Part of a data file:
----------------

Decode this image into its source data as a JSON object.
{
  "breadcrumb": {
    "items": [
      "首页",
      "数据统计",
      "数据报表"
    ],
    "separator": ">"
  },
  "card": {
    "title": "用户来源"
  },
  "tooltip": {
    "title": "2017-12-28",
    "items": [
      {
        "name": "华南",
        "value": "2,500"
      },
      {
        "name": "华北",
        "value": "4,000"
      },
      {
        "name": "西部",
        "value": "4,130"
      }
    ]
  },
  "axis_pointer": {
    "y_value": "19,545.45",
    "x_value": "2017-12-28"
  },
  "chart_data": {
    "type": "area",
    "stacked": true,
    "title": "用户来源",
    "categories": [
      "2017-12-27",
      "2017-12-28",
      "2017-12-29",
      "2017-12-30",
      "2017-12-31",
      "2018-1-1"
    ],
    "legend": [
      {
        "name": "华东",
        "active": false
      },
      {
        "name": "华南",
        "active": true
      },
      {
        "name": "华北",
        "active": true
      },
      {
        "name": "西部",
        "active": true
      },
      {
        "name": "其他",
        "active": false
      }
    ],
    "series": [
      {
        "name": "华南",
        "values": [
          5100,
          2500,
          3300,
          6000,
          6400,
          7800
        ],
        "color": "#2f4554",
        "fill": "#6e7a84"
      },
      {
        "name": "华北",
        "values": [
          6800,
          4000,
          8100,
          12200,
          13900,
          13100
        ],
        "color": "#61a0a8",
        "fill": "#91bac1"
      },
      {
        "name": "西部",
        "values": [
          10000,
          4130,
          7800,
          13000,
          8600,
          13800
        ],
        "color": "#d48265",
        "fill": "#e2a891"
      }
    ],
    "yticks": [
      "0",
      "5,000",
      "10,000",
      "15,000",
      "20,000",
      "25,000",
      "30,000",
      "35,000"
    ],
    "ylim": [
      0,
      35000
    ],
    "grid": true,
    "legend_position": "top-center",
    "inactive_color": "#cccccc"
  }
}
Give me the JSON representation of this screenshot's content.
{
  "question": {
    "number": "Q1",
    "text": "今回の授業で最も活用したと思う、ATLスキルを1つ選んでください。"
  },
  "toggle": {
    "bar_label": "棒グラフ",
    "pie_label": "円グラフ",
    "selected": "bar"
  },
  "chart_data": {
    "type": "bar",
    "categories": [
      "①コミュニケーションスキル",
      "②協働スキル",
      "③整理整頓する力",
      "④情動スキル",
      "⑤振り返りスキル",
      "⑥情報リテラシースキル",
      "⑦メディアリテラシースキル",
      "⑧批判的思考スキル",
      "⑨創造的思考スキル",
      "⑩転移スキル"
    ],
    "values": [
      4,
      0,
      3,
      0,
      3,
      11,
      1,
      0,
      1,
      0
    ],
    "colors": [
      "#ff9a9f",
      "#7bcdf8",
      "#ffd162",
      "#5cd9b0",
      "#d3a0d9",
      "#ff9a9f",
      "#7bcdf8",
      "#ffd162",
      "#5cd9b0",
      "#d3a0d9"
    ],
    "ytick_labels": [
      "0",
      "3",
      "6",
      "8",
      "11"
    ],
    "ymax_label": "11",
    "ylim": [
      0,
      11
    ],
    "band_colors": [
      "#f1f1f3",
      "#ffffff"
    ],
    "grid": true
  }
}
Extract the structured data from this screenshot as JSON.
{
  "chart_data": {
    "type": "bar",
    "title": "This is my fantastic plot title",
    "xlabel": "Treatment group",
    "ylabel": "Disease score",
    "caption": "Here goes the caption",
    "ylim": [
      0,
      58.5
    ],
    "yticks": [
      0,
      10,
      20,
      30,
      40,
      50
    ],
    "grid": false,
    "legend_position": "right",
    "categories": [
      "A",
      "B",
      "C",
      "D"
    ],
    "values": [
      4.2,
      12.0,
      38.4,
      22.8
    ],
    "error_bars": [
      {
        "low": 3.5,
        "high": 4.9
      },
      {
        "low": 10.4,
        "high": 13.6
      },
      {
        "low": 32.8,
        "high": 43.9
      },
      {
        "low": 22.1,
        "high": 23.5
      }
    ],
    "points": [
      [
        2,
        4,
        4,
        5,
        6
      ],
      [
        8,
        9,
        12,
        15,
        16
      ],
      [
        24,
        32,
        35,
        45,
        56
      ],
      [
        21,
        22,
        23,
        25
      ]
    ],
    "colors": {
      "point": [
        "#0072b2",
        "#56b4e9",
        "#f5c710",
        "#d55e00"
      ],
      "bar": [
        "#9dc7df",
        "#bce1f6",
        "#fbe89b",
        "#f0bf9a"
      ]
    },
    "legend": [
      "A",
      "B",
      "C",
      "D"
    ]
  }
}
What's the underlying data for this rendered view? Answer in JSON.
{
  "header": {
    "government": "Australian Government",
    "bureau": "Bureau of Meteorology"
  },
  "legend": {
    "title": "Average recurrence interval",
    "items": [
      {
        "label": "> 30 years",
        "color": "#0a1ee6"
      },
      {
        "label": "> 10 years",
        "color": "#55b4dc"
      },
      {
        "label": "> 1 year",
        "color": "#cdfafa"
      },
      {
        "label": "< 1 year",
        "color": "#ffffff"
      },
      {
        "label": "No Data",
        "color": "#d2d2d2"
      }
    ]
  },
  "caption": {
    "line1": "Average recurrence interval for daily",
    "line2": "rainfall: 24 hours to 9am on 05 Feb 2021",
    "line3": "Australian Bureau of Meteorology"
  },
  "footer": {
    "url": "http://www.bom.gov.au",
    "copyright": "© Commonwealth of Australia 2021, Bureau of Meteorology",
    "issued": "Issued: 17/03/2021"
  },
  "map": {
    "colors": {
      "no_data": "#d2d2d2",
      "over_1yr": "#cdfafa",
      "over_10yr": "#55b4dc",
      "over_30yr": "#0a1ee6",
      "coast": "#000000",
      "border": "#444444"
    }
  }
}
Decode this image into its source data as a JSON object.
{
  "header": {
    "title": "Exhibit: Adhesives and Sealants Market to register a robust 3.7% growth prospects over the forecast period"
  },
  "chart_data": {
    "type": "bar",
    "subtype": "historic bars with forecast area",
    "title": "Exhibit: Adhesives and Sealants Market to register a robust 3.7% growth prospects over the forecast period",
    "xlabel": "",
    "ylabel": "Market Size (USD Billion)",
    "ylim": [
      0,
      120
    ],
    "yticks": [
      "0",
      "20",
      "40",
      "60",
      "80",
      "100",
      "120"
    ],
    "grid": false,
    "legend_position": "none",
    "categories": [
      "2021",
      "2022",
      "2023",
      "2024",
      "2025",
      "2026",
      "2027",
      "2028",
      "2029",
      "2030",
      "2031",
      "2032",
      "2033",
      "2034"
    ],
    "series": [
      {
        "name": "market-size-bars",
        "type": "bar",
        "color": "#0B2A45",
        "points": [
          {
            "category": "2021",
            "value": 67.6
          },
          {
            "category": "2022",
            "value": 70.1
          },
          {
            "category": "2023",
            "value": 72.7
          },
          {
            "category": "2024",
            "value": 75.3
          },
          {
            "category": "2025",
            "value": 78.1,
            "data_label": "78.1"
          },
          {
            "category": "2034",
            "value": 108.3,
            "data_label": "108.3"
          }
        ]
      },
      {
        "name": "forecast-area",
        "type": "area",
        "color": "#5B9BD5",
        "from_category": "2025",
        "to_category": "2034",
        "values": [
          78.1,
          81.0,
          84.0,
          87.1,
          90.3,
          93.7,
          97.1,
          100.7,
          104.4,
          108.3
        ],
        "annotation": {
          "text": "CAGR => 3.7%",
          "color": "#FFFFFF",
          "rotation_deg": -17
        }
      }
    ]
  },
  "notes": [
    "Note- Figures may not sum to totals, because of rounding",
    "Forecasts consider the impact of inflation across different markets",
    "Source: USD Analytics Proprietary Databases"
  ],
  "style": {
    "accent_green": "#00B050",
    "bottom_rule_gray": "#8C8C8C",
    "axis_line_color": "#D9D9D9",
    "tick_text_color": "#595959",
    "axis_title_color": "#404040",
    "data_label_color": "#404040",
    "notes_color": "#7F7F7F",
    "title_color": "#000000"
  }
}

----------------

**The exercise:** Count how many lines of the listing above include "Australian" and report that number alone.

**Exercise response:** 2